**GIVEN INSTRUCTION:**
Show, in full, each line of the data that contains "with".

**Dataset entries on figures:**
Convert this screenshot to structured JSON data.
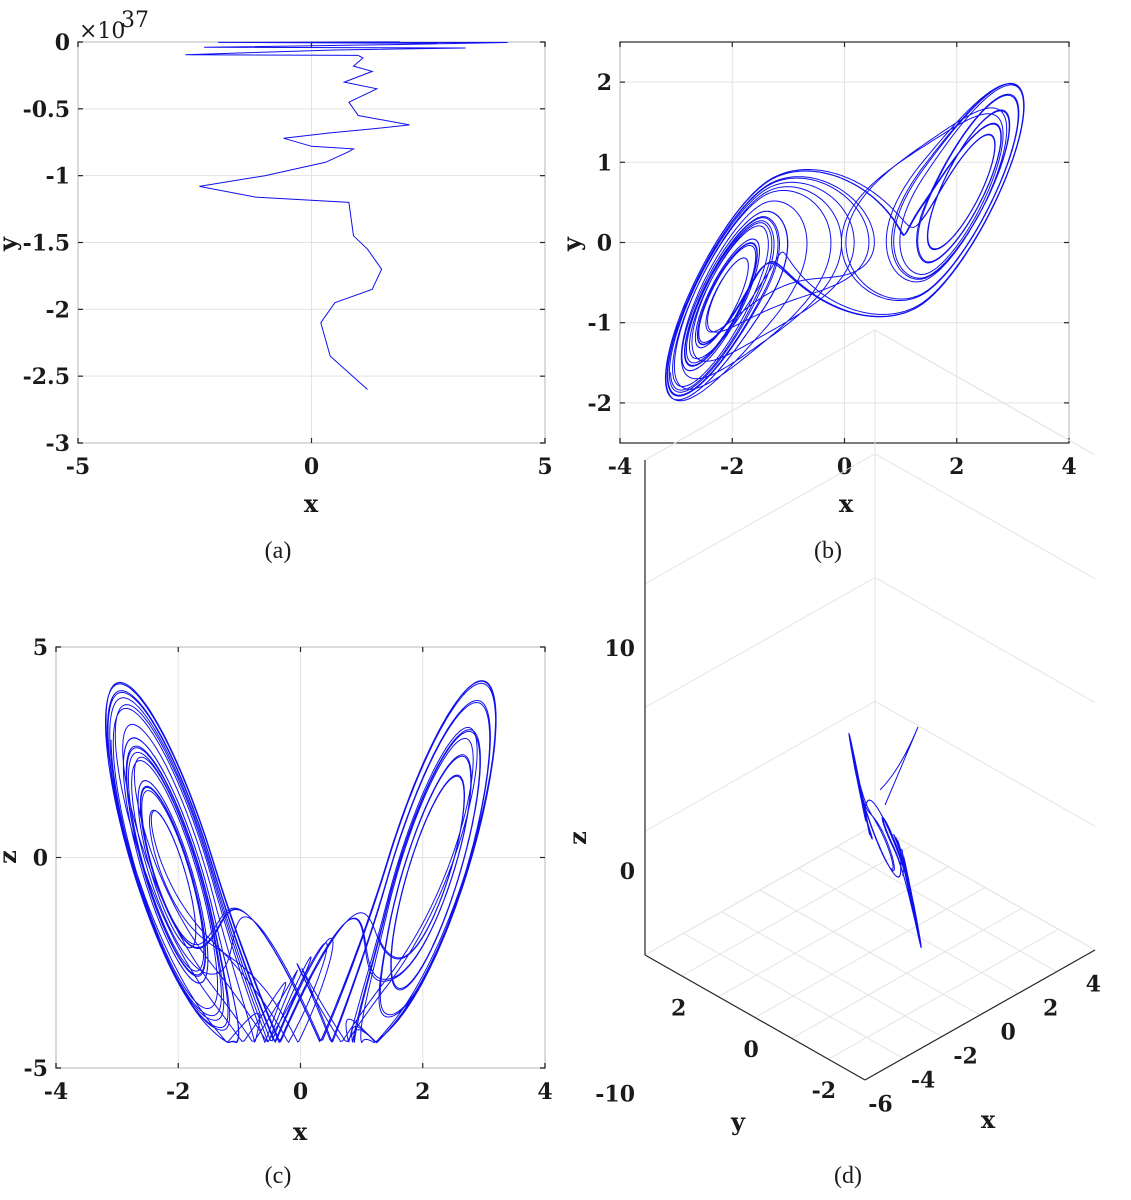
{
  "colors": {
    "series": "#1010ee",
    "grid": "#e3e3e3",
    "axes": "#262626"
  },
  "chart_data": [
    {
      "id": "a",
      "type": "line",
      "caption": "(a)",
      "xlabel": "x",
      "ylabel": "y",
      "y_scale_exponent": "37",
      "xlim": [
        -5,
        5
      ],
      "ylim": [
        -3,
        0
      ],
      "xticks": [
        "-5",
        "0",
        "5"
      ],
      "yticks": [
        "0",
        "-0.5",
        "-1",
        "-1.5",
        "-2",
        "-2.5",
        "-3"
      ],
      "grid": true,
      "series": [
        {
          "x": [
            1.2,
            0.4,
            0.2,
            0.5,
            1.3,
            1.5,
            1.2,
            0.9,
            0.8,
            -1.2,
            -2.4,
            -1.0,
            0.3,
            0.8,
            0.9,
            0.0,
            -0.6,
            0.4,
            1.3,
            2.1,
            1.0,
            0.8,
            1.4,
            0.7,
            1.3,
            0.9,
            1.1,
            1.0
          ],
          "y": [
            -2.6,
            -2.35,
            -2.1,
            -1.95,
            -1.85,
            -1.7,
            -1.55,
            -1.45,
            -1.2,
            -1.16,
            -1.08,
            -1.0,
            -0.9,
            -0.82,
            -0.8,
            -0.78,
            -0.72,
            -0.68,
            -0.65,
            -0.62,
            -0.55,
            -0.45,
            -0.35,
            -0.3,
            -0.22,
            -0.18,
            -0.12,
            -0.1
          ]
        },
        {
          "x": [
            1.0,
            -2.7,
            0.5,
            3.3,
            -2.3,
            1.6,
            4.2,
            -0.2,
            2.7,
            -2.0,
            1.9
          ],
          "y": [
            -0.1,
            -0.095,
            -0.06,
            -0.045,
            -0.04,
            -0.02,
            -0.004,
            -0.002,
            -0.01,
            -0.003,
            0.0
          ]
        }
      ]
    },
    {
      "id": "b",
      "type": "line",
      "caption": "(b)",
      "xlabel": "x",
      "ylabel": "y",
      "xlim": [
        -4,
        4
      ],
      "ylim": [
        -2.5,
        2.5
      ],
      "xticks": [
        "-4",
        "-2",
        "0",
        "2",
        "4"
      ],
      "yticks": [
        "2",
        "1",
        "0",
        "-1",
        "-2"
      ],
      "grid": true,
      "attractor": "double-scroll (x, y)"
    },
    {
      "id": "c",
      "type": "line",
      "caption": "(c)",
      "xlabel": "x",
      "ylabel": "z",
      "xlim": [
        -4,
        4
      ],
      "ylim": [
        -5,
        5
      ],
      "xticks": [
        "-4",
        "-2",
        "0",
        "2",
        "4"
      ],
      "yticks": [
        "5",
        "0",
        "-5"
      ],
      "grid": true,
      "attractor": "double-scroll (x, z)"
    },
    {
      "id": "d",
      "type": "line",
      "caption": "(d)",
      "xlabel": "x",
      "ylabel": "y",
      "zlabel": "z",
      "xticks": [
        "-6",
        "-4",
        "-2",
        "0",
        "2",
        "4"
      ],
      "yticks": [
        "2",
        "0",
        "-2"
      ],
      "zticks": [
        "10",
        "0",
        "-10"
      ],
      "grid": true,
      "attractor": "3D trajectory (x, y, z)"
    }
  ]
}
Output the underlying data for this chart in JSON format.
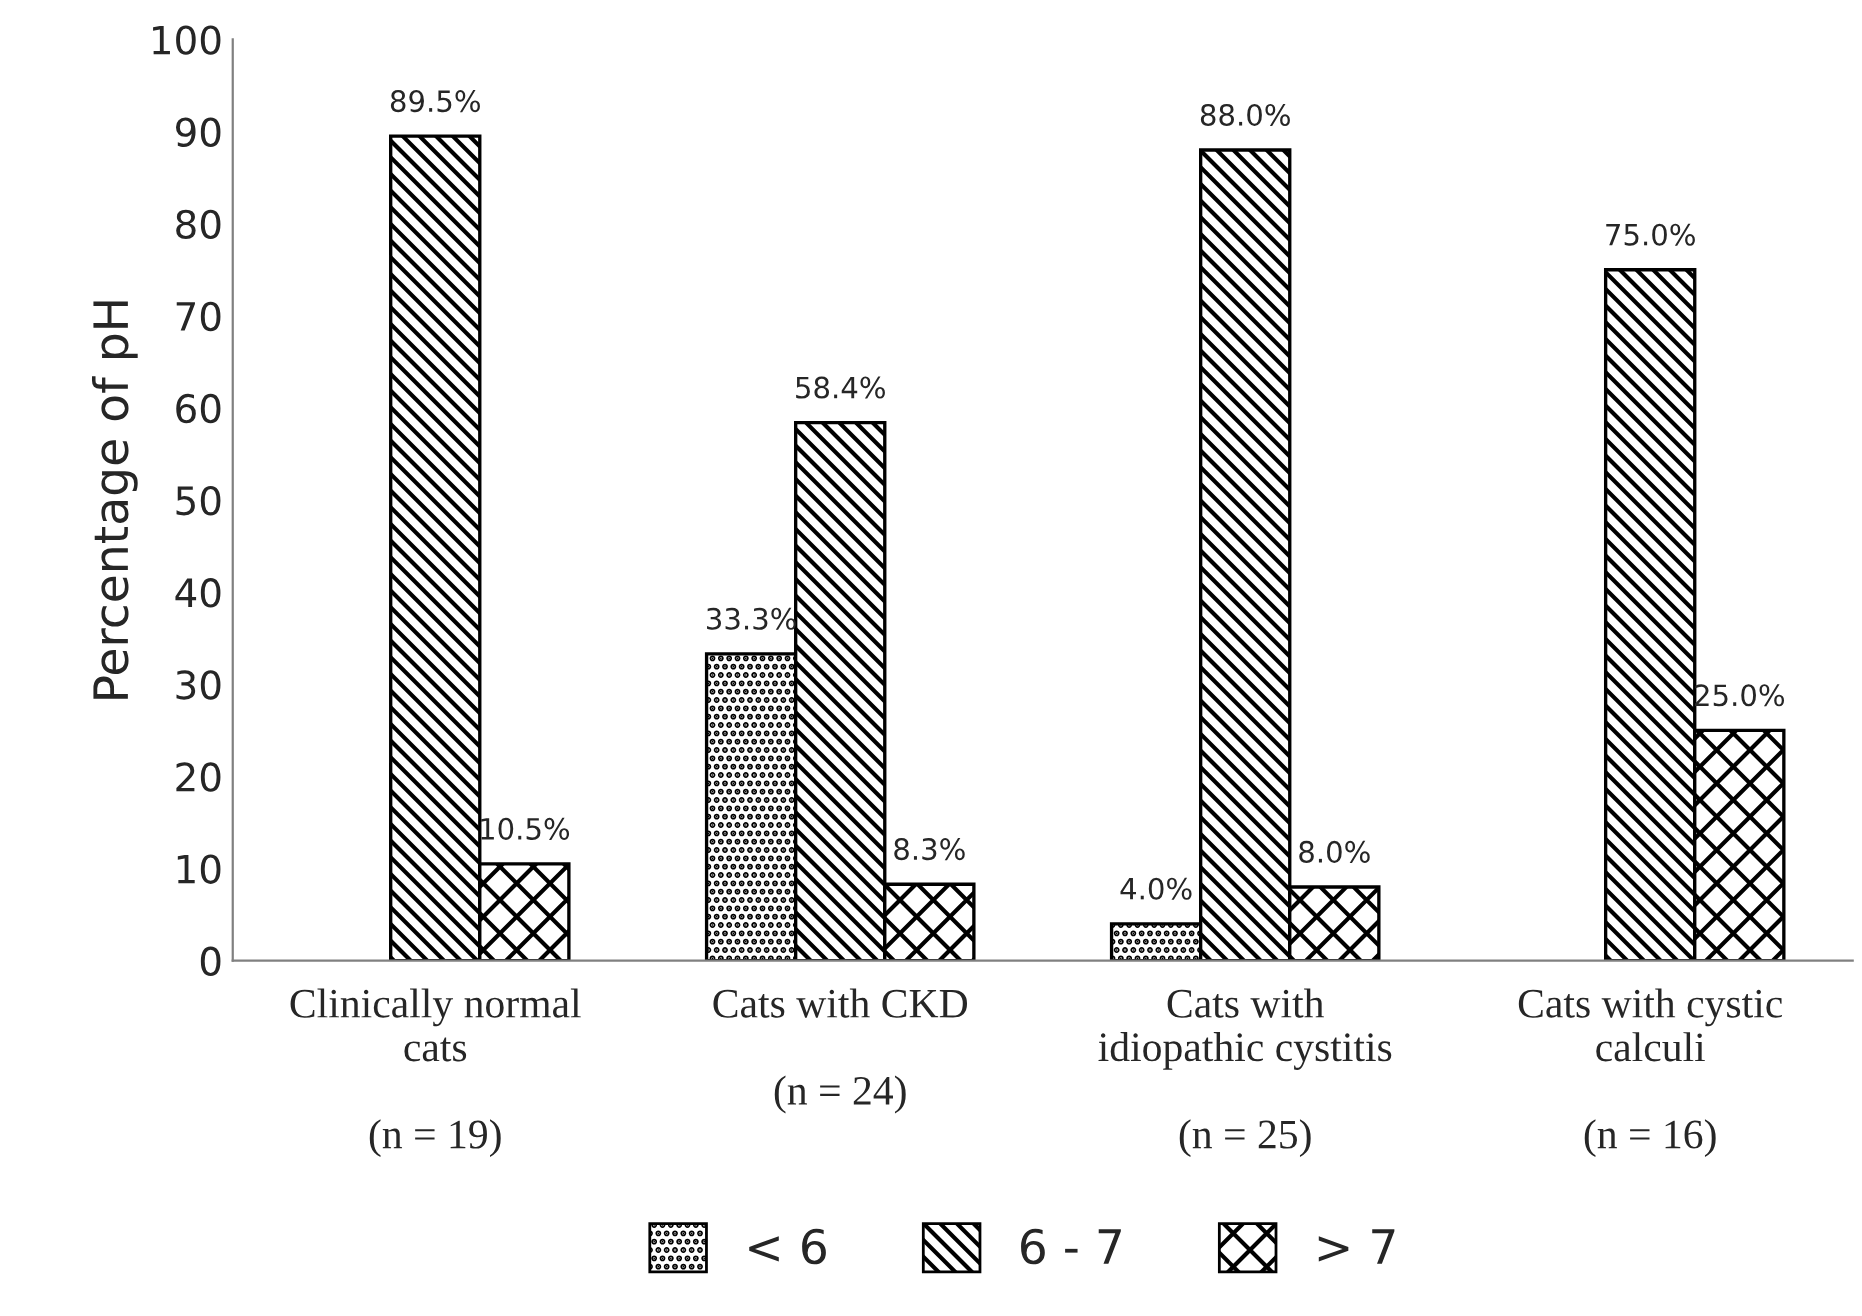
{
  "chart_data": {
    "type": "bar",
    "ylabel": "Percentage of pH",
    "categories": [
      "Clinically normal\ncats\n\n(n = 19)",
      "Cats with CKD\n\n(n = 24)",
      "Cats with\nidiopathic cystitis\n\n(n = 25)",
      "Cats with cystic\ncalculi\n\n(n = 16)"
    ],
    "series": [
      {
        "name": "< 6",
        "color": "#000000",
        "values": [
          null,
          33.3,
          4.0,
          null
        ],
        "value_labels": [
          null,
          "33.3%",
          "4.0%",
          null
        ]
      },
      {
        "name": "6 - 7",
        "color": "#000000",
        "values": [
          89.5,
          58.4,
          88.0,
          75.0
        ],
        "value_labels": [
          "89.5%",
          "58.4%",
          "88.0%",
          "75.0%"
        ]
      },
      {
        "name": "> 7",
        "color": "#000000",
        "values": [
          10.5,
          8.3,
          8.0,
          25.0
        ],
        "value_labels": [
          "10.5%",
          "8.3%",
          "8.0%",
          "25.0%"
        ]
      }
    ],
    "ylim": [
      0,
      100
    ],
    "yticks": [
      0,
      10,
      20,
      30,
      40,
      50,
      60,
      70,
      80,
      90,
      100
    ],
    "grid": false,
    "legend": "bottom"
  }
}
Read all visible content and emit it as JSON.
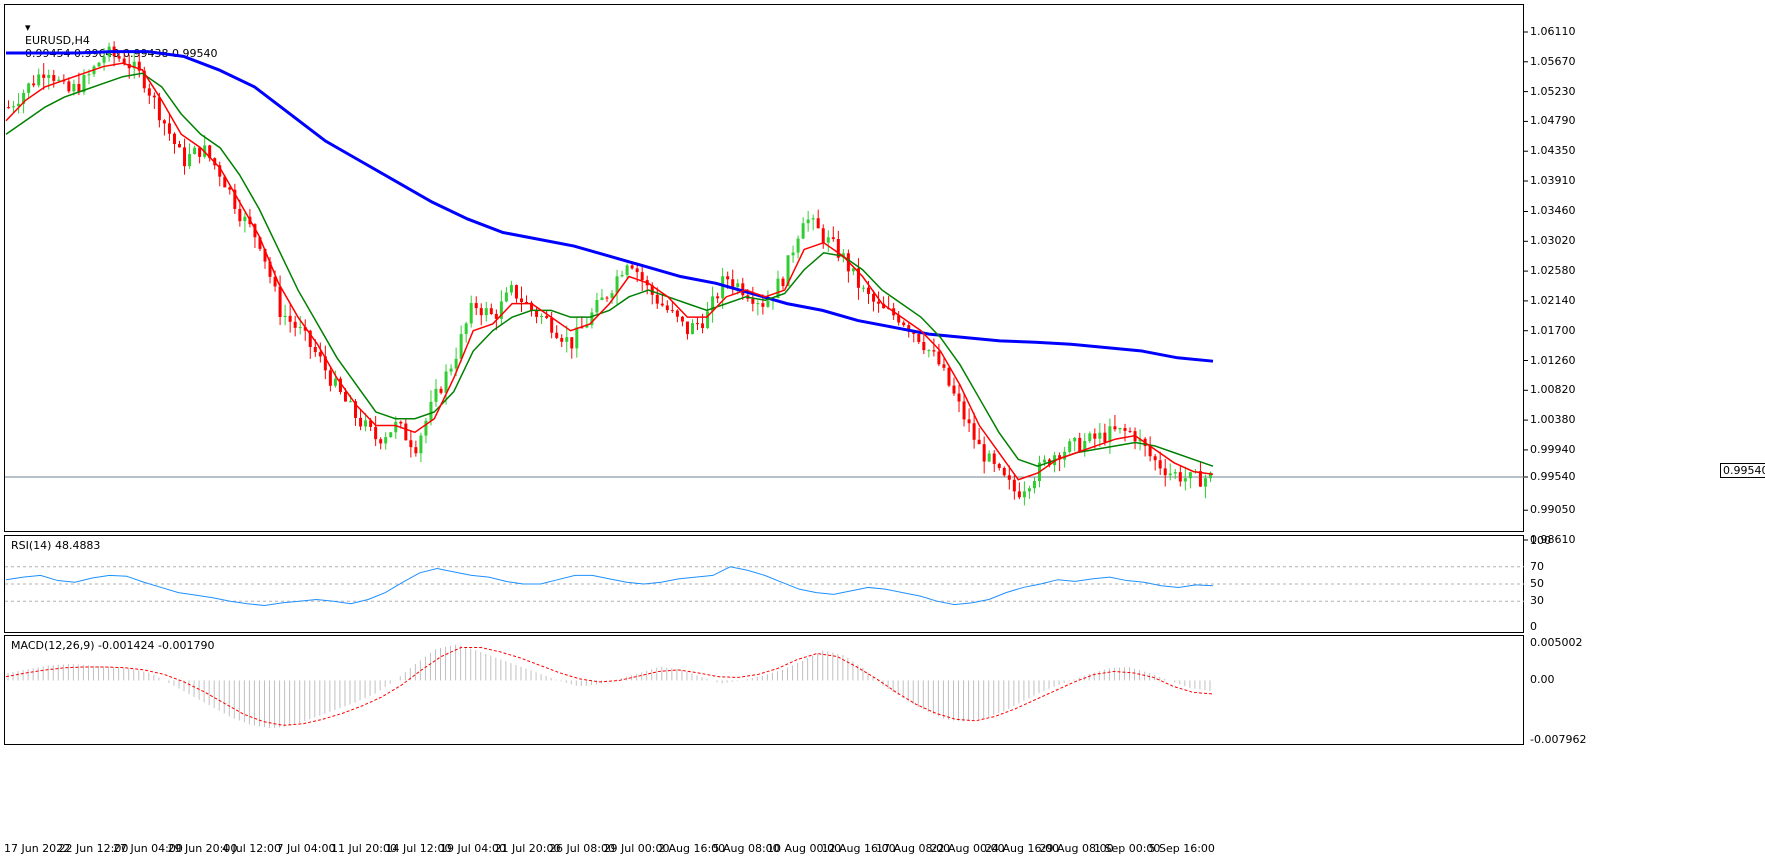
{
  "main_panel": {
    "symbol": "EURUSD,H4",
    "ohlc": "0.99454 0.99643 0.99438 0.99540",
    "current_price": "0.99540"
  },
  "rsi_panel": {
    "title": "RSI(14) 48.4883"
  },
  "macd_panel": {
    "title": "MACD(12,26,9) -0.001424 -0.001790"
  },
  "chart_data": [
    {
      "type": "candlestick",
      "title": "EURUSD,H4",
      "price_axis_ticks": [
        "1.06110",
        "1.05670",
        "1.05230",
        "1.04790",
        "1.04350",
        "1.03910",
        "1.03460",
        "1.03020",
        "1.02580",
        "1.02140",
        "1.01700",
        "1.01260",
        "1.00820",
        "1.00380",
        "0.99940",
        "0.99540",
        "0.99050",
        "0.98610"
      ],
      "ylim": [
        0.9861,
        1.0611
      ],
      "time_labels": [
        "17 Jun 2022",
        "22 Jun 12:00",
        "27 Jun 04:00",
        "29 Jun 20:00",
        "4 Jul 12:00",
        "7 Jul 04:00",
        "11 Jul 20:00",
        "14 Jul 12:00",
        "19 Jul 04:00",
        "21 Jul 20:00",
        "26 Jul 08:00",
        "29 Jul 00:00",
        "2 Aug 16:00",
        "5 Aug 08:00",
        "10 Aug 00:00",
        "12 Aug 16:00",
        "17 Aug 08:00",
        "22 Aug 00:00",
        "24 Aug 16:00",
        "29 Aug 08:00",
        "1 Sep 00:00",
        "5 Sep 16:00"
      ],
      "close_path": [
        1.05,
        1.053,
        1.056,
        1.052,
        1.054,
        1.058,
        1.057,
        1.054,
        1.048,
        1.042,
        1.044,
        1.04,
        1.034,
        1.03,
        1.02,
        1.017,
        1.013,
        1.008,
        1.004,
        1.001,
        1.003,
        1.0,
        1.007,
        1.013,
        1.021,
        1.019,
        1.023,
        1.02,
        1.018,
        1.015,
        1.019,
        1.023,
        1.028,
        1.023,
        1.02,
        1.017,
        1.019,
        1.025,
        1.023,
        1.021,
        1.025,
        1.034,
        1.031,
        1.028,
        1.023,
        1.02,
        1.019,
        1.016,
        1.012,
        1.006,
        1.0,
        0.996,
        0.993,
        0.996,
        0.999,
        1.0,
        1.001,
        1.002,
        1.002,
        0.998,
        0.996,
        0.995,
        0.9954
      ],
      "series": [
        {
          "name": "",
          "color": "#ff0000",
          "values": [
            1.048,
            1.051,
            1.053,
            1.054,
            1.055,
            1.056,
            1.0565,
            1.0555,
            1.051,
            1.046,
            1.044,
            1.041,
            1.036,
            1.031,
            1.024,
            1.019,
            1.015,
            1.01,
            1.006,
            1.003,
            1.003,
            1.002,
            1.004,
            1.01,
            1.017,
            1.018,
            1.021,
            1.021,
            1.019,
            1.017,
            1.018,
            1.021,
            1.025,
            1.024,
            1.022,
            1.019,
            1.019,
            1.022,
            1.023,
            1.022,
            1.023,
            1.029,
            1.03,
            1.028,
            1.025,
            1.021,
            1.019,
            1.017,
            1.014,
            1.009,
            1.003,
            0.999,
            0.995,
            0.996,
            0.998,
            0.999,
            1.0,
            1.001,
            1.0015,
            0.9995,
            0.9975,
            0.9962,
            0.9958
          ]
        },
        {
          "name": "",
          "color": "#008000",
          "values": [
            1.046,
            1.048,
            1.05,
            1.0515,
            1.0525,
            1.0535,
            1.0545,
            1.055,
            1.053,
            1.049,
            1.046,
            1.044,
            1.04,
            1.035,
            1.029,
            1.023,
            1.018,
            1.013,
            1.009,
            1.005,
            1.004,
            1.004,
            1.005,
            1.008,
            1.014,
            1.017,
            1.019,
            1.02,
            1.02,
            1.019,
            1.019,
            1.02,
            1.022,
            1.023,
            1.022,
            1.021,
            1.02,
            1.021,
            1.022,
            1.0215,
            1.0225,
            1.026,
            1.0285,
            1.028,
            1.026,
            1.023,
            1.021,
            1.019,
            1.016,
            1.012,
            1.007,
            1.002,
            0.998,
            0.997,
            0.998,
            0.999,
            0.9995,
            1.0,
            1.0005,
            1.0,
            0.999,
            0.998,
            0.997
          ]
        },
        {
          "name": "",
          "color": "#0000ff",
          "values": [
            1.058,
            1.058,
            1.058,
            1.0582,
            1.0582,
            1.0575,
            1.0555,
            1.053,
            1.049,
            1.045,
            1.042,
            1.039,
            1.036,
            1.0335,
            1.0315,
            1.0305,
            1.0295,
            1.028,
            1.0265,
            1.025,
            1.024,
            1.0225,
            1.021,
            1.02,
            1.0185,
            1.0175,
            1.0165,
            1.016,
            1.0155,
            1.0153,
            1.015,
            1.0145,
            1.014,
            1.013,
            1.0125
          ]
        }
      ]
    },
    {
      "type": "line",
      "title": "RSI(14) 48.4883",
      "ylim": [
        0,
        100
      ],
      "levels": [
        70,
        50,
        30
      ],
      "y_ticks": [
        "100",
        "70",
        "50",
        "30",
        "0"
      ],
      "series": [
        {
          "name": "RSI(14)",
          "color": "#1e90ff",
          "values": [
            55,
            58,
            60,
            54,
            52,
            57,
            60,
            59,
            52,
            46,
            40,
            37,
            34,
            30,
            27,
            25,
            28,
            30,
            32,
            30,
            27,
            32,
            40,
            52,
            63,
            68,
            64,
            60,
            58,
            53,
            50,
            50,
            55,
            60,
            60,
            56,
            52,
            50,
            52,
            56,
            58,
            60,
            70,
            66,
            60,
            52,
            44,
            40,
            38,
            42,
            46,
            44,
            40,
            36,
            30,
            26,
            28,
            32,
            40,
            46,
            50,
            55,
            53,
            56,
            58,
            54,
            52,
            48,
            46,
            49,
            48
          ]
        }
      ]
    },
    {
      "type": "bar",
      "title": "MACD(12,26,9) -0.001424 -0.001790",
      "ylim": [
        -0.007962,
        0.005002
      ],
      "y_ticks": [
        "0.005002",
        "0.00",
        "-0.007962"
      ],
      "series": [
        {
          "name": "MACD(12,26,9)",
          "color": "#c0c0c0",
          "values": [
            0.001,
            0.0015,
            0.002,
            0.0022,
            0.002,
            0.0018,
            0.0016,
            0.001,
            -0.0005,
            -0.002,
            -0.0035,
            -0.005,
            -0.006,
            -0.0064,
            -0.006,
            -0.005,
            -0.004,
            -0.003,
            -0.0018,
            0.0,
            0.0022,
            0.0042,
            0.0048,
            0.004,
            0.003,
            0.002,
            0.001,
            0.0,
            -0.0008,
            -0.0005,
            0.0002,
            0.001,
            0.0018,
            0.0015,
            0.0005,
            -0.0004,
            0.0,
            0.0006,
            0.0014,
            0.0026,
            0.004,
            0.0034,
            0.0016,
            -0.0008,
            -0.0025,
            -0.004,
            -0.0052,
            -0.0055,
            -0.005,
            -0.004,
            -0.0025,
            -0.0012,
            -0.0002,
            0.0008,
            0.0016,
            0.0018,
            0.001,
            0.0,
            -0.001,
            -0.0014
          ]
        },
        {
          "name": "Signal",
          "color": "#ff0000",
          "values": [
            0.0005,
            0.001,
            0.0014,
            0.0017,
            0.0018,
            0.0018,
            0.0017,
            0.0014,
            0.0008,
            -0.0002,
            -0.0015,
            -0.003,
            -0.0045,
            -0.0055,
            -0.006,
            -0.0058,
            -0.0052,
            -0.0044,
            -0.0034,
            -0.0022,
            -0.0006,
            0.0014,
            0.0032,
            0.0044,
            0.0044,
            0.0038,
            0.003,
            0.002,
            0.001,
            0.0002,
            -0.0002,
            0.0,
            0.0006,
            0.0012,
            0.0014,
            0.001,
            0.0005,
            0.0004,
            0.0008,
            0.0016,
            0.0028,
            0.0036,
            0.0032,
            0.0018,
            0.0002,
            -0.0016,
            -0.0032,
            -0.0044,
            -0.0052,
            -0.0054,
            -0.0048,
            -0.0038,
            -0.0026,
            -0.0014,
            -0.0002,
            0.0008,
            0.0012,
            0.001,
            0.0004,
            -0.0008,
            -0.0016,
            -0.0018
          ]
        }
      ]
    }
  ]
}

**TASK RESPONSE:**
      "Cats with CKD\n\n(n = 24)",
      "Cats with\nidiopathic cystitis\n\n(n = 25)",
      "Cats with cystic\ncalculi\n\n(n = 16)"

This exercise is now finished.